[Start WORKING DATA]

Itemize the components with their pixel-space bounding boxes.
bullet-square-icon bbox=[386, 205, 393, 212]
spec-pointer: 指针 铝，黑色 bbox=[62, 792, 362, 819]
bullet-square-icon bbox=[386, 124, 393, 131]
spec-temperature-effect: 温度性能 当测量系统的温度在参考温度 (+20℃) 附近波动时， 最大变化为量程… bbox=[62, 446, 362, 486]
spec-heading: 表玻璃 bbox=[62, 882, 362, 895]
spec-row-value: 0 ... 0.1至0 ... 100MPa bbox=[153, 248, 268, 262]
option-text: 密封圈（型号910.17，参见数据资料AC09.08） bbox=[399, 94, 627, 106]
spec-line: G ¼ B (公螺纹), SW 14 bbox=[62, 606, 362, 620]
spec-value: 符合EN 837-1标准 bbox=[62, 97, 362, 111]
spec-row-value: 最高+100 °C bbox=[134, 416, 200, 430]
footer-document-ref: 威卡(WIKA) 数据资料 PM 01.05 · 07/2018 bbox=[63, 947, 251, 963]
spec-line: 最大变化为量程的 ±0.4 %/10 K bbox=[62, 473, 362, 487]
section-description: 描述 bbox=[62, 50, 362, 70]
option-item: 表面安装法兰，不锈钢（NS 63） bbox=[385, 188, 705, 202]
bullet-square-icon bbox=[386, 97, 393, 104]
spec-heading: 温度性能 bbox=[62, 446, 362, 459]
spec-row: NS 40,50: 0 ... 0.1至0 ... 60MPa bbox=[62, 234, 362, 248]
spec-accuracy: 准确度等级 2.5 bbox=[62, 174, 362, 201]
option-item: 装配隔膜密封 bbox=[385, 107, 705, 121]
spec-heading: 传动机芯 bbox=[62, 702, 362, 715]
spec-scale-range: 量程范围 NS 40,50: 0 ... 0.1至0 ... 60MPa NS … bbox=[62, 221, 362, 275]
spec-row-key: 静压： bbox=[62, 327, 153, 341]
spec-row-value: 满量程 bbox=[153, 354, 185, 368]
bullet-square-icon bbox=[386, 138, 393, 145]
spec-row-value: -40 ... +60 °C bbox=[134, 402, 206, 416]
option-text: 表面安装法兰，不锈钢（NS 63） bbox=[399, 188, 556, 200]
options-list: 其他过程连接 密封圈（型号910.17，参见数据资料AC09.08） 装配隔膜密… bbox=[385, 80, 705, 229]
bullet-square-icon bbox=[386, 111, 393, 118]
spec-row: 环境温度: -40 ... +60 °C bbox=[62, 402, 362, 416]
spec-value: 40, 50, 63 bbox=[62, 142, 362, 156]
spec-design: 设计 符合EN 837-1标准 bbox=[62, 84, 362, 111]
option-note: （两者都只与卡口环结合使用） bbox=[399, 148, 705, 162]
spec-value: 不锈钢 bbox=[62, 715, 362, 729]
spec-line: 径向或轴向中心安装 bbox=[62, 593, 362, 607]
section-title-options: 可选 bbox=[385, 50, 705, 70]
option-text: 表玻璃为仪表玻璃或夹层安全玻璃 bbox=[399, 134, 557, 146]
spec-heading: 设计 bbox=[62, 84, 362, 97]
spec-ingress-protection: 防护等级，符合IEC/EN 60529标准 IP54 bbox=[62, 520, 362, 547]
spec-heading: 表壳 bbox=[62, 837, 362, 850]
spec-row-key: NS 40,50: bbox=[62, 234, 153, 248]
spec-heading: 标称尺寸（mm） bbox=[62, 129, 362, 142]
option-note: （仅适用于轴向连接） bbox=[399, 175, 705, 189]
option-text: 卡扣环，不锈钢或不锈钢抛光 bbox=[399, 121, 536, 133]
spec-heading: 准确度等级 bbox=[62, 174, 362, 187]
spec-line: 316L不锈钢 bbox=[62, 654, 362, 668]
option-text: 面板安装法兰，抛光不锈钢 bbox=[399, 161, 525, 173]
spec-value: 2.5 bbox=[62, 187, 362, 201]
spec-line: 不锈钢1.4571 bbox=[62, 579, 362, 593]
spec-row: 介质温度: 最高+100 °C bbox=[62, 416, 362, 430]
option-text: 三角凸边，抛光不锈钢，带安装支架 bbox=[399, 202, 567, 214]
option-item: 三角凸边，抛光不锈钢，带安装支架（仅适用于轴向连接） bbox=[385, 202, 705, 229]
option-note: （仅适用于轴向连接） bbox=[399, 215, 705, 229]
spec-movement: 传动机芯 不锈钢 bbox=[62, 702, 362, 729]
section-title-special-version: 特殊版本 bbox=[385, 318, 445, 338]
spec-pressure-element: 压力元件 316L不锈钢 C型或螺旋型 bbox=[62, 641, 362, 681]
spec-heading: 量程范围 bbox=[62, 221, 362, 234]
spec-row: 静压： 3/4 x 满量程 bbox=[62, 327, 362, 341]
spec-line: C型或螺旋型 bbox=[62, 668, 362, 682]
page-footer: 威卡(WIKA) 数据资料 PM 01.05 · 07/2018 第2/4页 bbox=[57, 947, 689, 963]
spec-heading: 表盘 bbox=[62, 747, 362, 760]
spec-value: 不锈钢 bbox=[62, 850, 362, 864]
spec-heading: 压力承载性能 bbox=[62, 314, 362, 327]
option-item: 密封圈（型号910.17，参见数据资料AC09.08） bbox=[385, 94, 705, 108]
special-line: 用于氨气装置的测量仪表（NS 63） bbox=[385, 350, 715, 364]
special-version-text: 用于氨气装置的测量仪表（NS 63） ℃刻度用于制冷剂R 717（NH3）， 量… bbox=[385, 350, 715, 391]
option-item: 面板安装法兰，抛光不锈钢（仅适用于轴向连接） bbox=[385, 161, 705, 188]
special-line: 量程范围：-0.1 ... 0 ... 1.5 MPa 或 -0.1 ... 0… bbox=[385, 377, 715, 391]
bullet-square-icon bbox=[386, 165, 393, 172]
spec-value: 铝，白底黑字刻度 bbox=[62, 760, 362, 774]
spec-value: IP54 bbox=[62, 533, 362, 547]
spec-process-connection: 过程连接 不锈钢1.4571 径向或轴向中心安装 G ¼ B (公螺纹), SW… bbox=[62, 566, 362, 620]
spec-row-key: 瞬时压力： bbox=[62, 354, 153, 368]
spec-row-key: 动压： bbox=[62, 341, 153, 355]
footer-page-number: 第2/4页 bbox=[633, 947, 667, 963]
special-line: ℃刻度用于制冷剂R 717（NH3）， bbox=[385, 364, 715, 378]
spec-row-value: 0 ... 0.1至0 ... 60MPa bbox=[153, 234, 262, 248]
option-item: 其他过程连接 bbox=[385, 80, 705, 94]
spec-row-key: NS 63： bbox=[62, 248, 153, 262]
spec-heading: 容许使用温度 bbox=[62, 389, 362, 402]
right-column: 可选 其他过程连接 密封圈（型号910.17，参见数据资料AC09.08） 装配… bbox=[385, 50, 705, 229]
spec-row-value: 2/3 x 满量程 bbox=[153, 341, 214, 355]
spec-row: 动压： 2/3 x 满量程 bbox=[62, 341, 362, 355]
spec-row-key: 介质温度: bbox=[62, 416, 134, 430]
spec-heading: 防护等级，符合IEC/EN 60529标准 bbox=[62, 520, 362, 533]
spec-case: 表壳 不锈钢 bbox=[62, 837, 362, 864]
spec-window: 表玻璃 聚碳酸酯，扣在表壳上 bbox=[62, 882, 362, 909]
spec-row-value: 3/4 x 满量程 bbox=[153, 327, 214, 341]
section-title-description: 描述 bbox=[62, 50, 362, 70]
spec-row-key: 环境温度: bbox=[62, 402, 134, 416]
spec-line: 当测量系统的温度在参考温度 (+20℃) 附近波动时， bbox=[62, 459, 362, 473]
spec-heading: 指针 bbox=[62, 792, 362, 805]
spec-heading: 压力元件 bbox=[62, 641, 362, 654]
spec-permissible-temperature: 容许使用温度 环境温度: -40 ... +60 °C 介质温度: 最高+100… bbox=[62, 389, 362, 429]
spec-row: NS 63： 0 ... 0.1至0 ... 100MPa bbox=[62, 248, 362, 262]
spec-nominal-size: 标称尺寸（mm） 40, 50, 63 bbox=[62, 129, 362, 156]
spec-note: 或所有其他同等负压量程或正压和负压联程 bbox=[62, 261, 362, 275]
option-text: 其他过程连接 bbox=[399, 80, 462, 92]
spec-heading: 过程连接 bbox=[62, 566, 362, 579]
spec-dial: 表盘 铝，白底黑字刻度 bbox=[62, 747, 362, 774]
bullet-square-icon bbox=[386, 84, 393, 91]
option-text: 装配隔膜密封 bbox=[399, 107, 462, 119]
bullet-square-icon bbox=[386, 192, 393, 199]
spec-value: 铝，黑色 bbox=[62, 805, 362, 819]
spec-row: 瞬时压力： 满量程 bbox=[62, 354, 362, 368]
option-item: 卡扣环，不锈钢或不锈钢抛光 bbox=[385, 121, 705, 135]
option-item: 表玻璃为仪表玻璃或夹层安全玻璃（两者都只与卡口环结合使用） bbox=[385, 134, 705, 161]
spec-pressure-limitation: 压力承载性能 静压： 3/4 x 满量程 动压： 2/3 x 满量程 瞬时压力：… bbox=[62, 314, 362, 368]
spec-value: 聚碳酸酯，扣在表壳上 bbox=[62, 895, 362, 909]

[End WORKING DATA]

**THE REQUEST**
Return verbatim the lines of the records starting at the first line and ending at the line containing "spec-line: 最大变化为量程的 ±0.4", with both of those lines included.

**FINAL RESULT**
Itemize the components with their pixel-space bounding boxes.
bullet-square-icon bbox=[386, 205, 393, 212]
spec-pointer: 指针 铝，黑色 bbox=[62, 792, 362, 819]
bullet-square-icon bbox=[386, 124, 393, 131]
spec-temperature-effect: 温度性能 当测量系统的温度在参考温度 (+20℃) 附近波动时， 最大变化为量程… bbox=[62, 446, 362, 486]
spec-heading: 表玻璃 bbox=[62, 882, 362, 895]
spec-row-value: 0 ... 0.1至0 ... 100MPa bbox=[153, 248, 268, 262]
option-text: 密封圈（型号910.17，参见数据资料AC09.08） bbox=[399, 94, 627, 106]
spec-line: G ¼ B (公螺纹), SW 14 bbox=[62, 606, 362, 620]
spec-value: 符合EN 837-1标准 bbox=[62, 97, 362, 111]
spec-row-value: 最高+100 °C bbox=[134, 416, 200, 430]
footer-document-ref: 威卡(WIKA) 数据资料 PM 01.05 · 07/2018 bbox=[63, 947, 251, 963]
spec-line: 最大变化为量程的 ±0.4 %/10 K bbox=[62, 473, 362, 487]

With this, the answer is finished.